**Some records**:
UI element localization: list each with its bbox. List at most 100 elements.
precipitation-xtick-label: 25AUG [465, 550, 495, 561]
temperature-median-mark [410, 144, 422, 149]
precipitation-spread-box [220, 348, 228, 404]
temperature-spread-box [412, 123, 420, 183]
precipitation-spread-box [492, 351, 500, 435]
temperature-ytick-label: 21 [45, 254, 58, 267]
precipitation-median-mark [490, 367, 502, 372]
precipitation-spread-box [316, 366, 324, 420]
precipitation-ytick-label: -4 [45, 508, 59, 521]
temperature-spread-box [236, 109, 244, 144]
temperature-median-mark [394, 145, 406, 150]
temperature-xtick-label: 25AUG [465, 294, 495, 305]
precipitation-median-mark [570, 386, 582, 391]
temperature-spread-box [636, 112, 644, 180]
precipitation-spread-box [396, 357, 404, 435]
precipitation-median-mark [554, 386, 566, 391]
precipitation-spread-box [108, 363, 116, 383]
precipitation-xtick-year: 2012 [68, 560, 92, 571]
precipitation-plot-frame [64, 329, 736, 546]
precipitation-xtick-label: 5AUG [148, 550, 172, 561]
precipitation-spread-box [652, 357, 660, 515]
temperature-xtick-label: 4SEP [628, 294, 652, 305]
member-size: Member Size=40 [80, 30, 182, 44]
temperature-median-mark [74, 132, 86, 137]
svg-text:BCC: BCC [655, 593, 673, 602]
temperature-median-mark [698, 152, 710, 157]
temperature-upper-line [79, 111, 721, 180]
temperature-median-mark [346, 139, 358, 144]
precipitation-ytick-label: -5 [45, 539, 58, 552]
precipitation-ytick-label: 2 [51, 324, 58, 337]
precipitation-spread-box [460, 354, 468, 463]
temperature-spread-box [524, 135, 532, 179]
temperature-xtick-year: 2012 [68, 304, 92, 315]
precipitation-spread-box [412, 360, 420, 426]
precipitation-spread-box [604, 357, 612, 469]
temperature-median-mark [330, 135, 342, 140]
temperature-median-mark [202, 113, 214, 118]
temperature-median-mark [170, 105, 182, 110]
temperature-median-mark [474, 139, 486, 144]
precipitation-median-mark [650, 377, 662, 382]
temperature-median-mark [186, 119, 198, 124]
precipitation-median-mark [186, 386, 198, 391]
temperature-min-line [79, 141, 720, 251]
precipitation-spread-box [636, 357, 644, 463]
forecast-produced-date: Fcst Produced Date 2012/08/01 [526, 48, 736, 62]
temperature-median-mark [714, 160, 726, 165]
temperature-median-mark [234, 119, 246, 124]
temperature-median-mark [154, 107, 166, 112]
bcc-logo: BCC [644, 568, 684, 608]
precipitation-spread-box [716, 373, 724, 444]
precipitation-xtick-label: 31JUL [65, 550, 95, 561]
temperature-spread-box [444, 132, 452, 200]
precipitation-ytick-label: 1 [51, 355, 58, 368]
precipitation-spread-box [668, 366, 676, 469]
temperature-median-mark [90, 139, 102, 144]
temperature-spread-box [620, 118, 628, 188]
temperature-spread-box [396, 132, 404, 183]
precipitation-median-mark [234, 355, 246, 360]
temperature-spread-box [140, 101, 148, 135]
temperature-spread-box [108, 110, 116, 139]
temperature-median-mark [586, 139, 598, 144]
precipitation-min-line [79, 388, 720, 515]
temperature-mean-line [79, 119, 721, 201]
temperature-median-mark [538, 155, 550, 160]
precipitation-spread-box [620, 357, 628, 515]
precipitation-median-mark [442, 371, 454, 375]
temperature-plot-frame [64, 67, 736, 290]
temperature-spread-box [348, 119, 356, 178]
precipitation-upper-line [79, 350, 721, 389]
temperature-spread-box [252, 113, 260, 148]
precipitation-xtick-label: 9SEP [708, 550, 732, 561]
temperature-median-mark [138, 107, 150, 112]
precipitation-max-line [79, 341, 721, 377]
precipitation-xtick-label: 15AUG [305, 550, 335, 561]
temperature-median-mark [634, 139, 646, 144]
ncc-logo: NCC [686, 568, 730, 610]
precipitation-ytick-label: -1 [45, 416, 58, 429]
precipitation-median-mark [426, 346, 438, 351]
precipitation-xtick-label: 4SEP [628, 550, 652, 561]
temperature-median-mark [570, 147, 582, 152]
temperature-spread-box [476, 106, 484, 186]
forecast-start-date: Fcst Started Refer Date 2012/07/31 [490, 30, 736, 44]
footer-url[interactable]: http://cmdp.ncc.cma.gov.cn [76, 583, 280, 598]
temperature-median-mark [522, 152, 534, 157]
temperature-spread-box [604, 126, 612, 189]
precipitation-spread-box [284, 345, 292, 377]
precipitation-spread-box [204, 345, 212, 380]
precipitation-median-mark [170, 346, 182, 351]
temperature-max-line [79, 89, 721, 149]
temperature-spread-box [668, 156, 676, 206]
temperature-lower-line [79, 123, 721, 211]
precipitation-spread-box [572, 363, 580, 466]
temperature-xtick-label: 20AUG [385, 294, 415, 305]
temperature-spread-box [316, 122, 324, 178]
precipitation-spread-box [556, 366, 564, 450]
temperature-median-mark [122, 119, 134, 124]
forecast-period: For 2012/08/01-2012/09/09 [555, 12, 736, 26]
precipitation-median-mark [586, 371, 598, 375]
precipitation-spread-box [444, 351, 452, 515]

**EXERCISE REQUIREMENTS**:
Rewrite the items from the first one through the line containing "temperature-spread-box [524, 135, 532, 179]", substituting "range-box" for "spread-box" and keeping everything else the same.

**SOLUTION TO THE PROBLEM**:
UI element localization: list each with its bbox. List at most 100 elements.
precipitation-xtick-label: 25AUG [465, 550, 495, 561]
temperature-median-mark [410, 144, 422, 149]
precipitation-range-box [220, 348, 228, 404]
temperature-range-box [412, 123, 420, 183]
precipitation-range-box [492, 351, 500, 435]
temperature-ytick-label: 21 [45, 254, 58, 267]
precipitation-median-mark [490, 367, 502, 372]
precipitation-range-box [316, 366, 324, 420]
precipitation-ytick-label: -4 [45, 508, 59, 521]
temperature-range-box [236, 109, 244, 144]
temperature-median-mark [394, 145, 406, 150]
temperature-xtick-label: 25AUG [465, 294, 495, 305]
precipitation-median-mark [570, 386, 582, 391]
temperature-range-box [636, 112, 644, 180]
precipitation-range-box [396, 357, 404, 435]
precipitation-median-mark [554, 386, 566, 391]
precipitation-range-box [108, 363, 116, 383]
precipitation-xtick-year: 2012 [68, 560, 92, 571]
precipitation-plot-frame [64, 329, 736, 546]
precipitation-xtick-label: 5AUG [148, 550, 172, 561]
precipitation-range-box [652, 357, 660, 515]
temperature-xtick-label: 4SEP [628, 294, 652, 305]
member-size: Member Size=40 [80, 30, 182, 44]
temperature-median-mark [74, 132, 86, 137]
svg-text:BCC: BCC [655, 593, 673, 602]
temperature-median-mark [698, 152, 710, 157]
temperature-upper-line [79, 111, 721, 180]
temperature-median-mark [346, 139, 358, 144]
precipitation-ytick-label: -5 [45, 539, 58, 552]
precipitation-ytick-label: 2 [51, 324, 58, 337]
precipitation-range-box [460, 354, 468, 463]
temperature-range-box [524, 135, 532, 179]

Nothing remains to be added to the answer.